● WHAT YOU ARE ASKED TO DO
Show every line containing "this" by copying it.

Dataset excerpts
## START
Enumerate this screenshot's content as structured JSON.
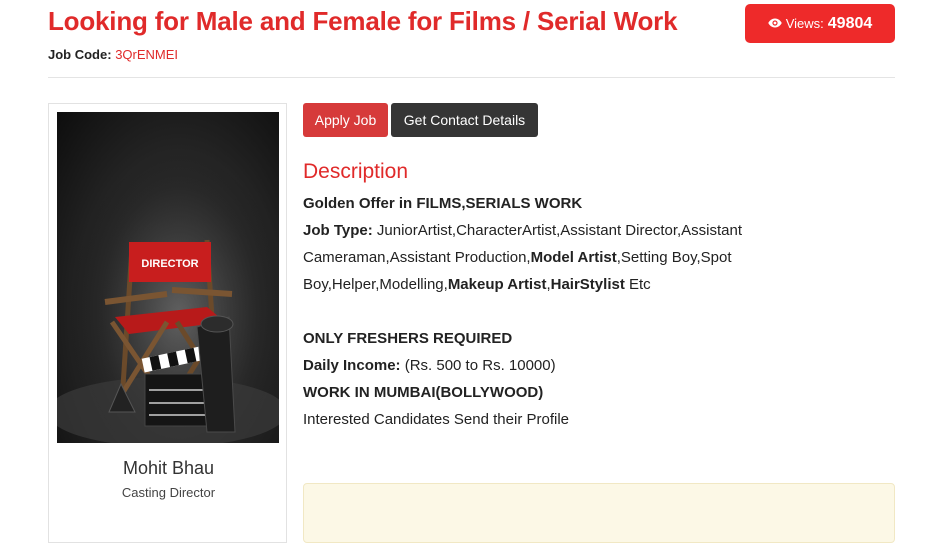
{
  "header": {
    "title": "Looking for Male and Female for Films / Serial Work",
    "job_code_label": "Job Code:",
    "job_code_value": "3QrENMEI",
    "views_label": "Views:",
    "views_count": "49804"
  },
  "profile": {
    "image_text": "DIRECTOR",
    "name": "Mohit Bhau",
    "role": "Casting Director"
  },
  "actions": {
    "apply_label": "Apply Job",
    "contact_label": "Get Contact Details"
  },
  "description": {
    "heading": "Description",
    "offer": "Golden Offer in FILMS,SERIALS WORK",
    "job_type_label": "Job Type:",
    "job_type_1": " JuniorArtist,CharacterArtist,Assistant Director,Assistant Cameraman,Assistant Production,",
    "job_type_2": "Model Artist",
    "job_type_3": ",Setting Boy,Spot Boy,Helper,Modelling,",
    "job_type_4": "Makeup Artist",
    "job_type_5": ",",
    "job_type_6": "HairStylist",
    "job_type_7": " Etc",
    "freshers": "ONLY FRESHERS REQUIRED",
    "income_label": "Daily Income:",
    "income_value": " (Rs. 500 to Rs. 10000)",
    "location": "WORK IN MUMBAI(BOLLYWOOD)",
    "closing": "Interested Candidates Send their Profile"
  },
  "colors": {
    "accent": "#e02a2a",
    "views_bg": "#ee2a2a",
    "dark_button": "#353535",
    "note_bg": "#fcf8e6"
  }
}
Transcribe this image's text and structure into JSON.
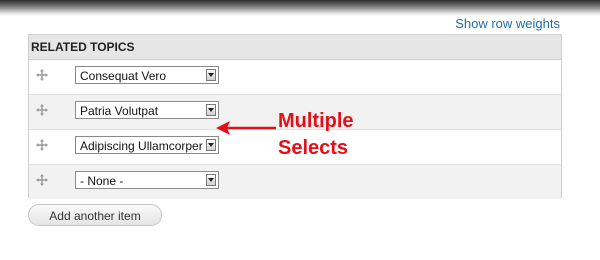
{
  "header": {
    "show_row_weights": "Show row weights"
  },
  "related_topics": {
    "title": "RELATED TOPICS",
    "rows": [
      {
        "selected": "Consequat Vero"
      },
      {
        "selected": "Patria Volutpat"
      },
      {
        "selected": "Adipiscing Ullamcorper"
      },
      {
        "selected": "- None -"
      }
    ]
  },
  "actions": {
    "add_another_item": "Add another item"
  },
  "annotation": {
    "line1": "Multiple",
    "line2": "Selects",
    "color": "#e3101a"
  },
  "icons": {
    "drag_handle": "drag-handle-icon",
    "dropdown_arrow": "chevron-down-icon",
    "callout": "arrow-left-icon"
  }
}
## END
● EXPECTED ANSWER
Enumerate this screenshot's content as structured JSON.
Transcribe this image's text and structure into JSON.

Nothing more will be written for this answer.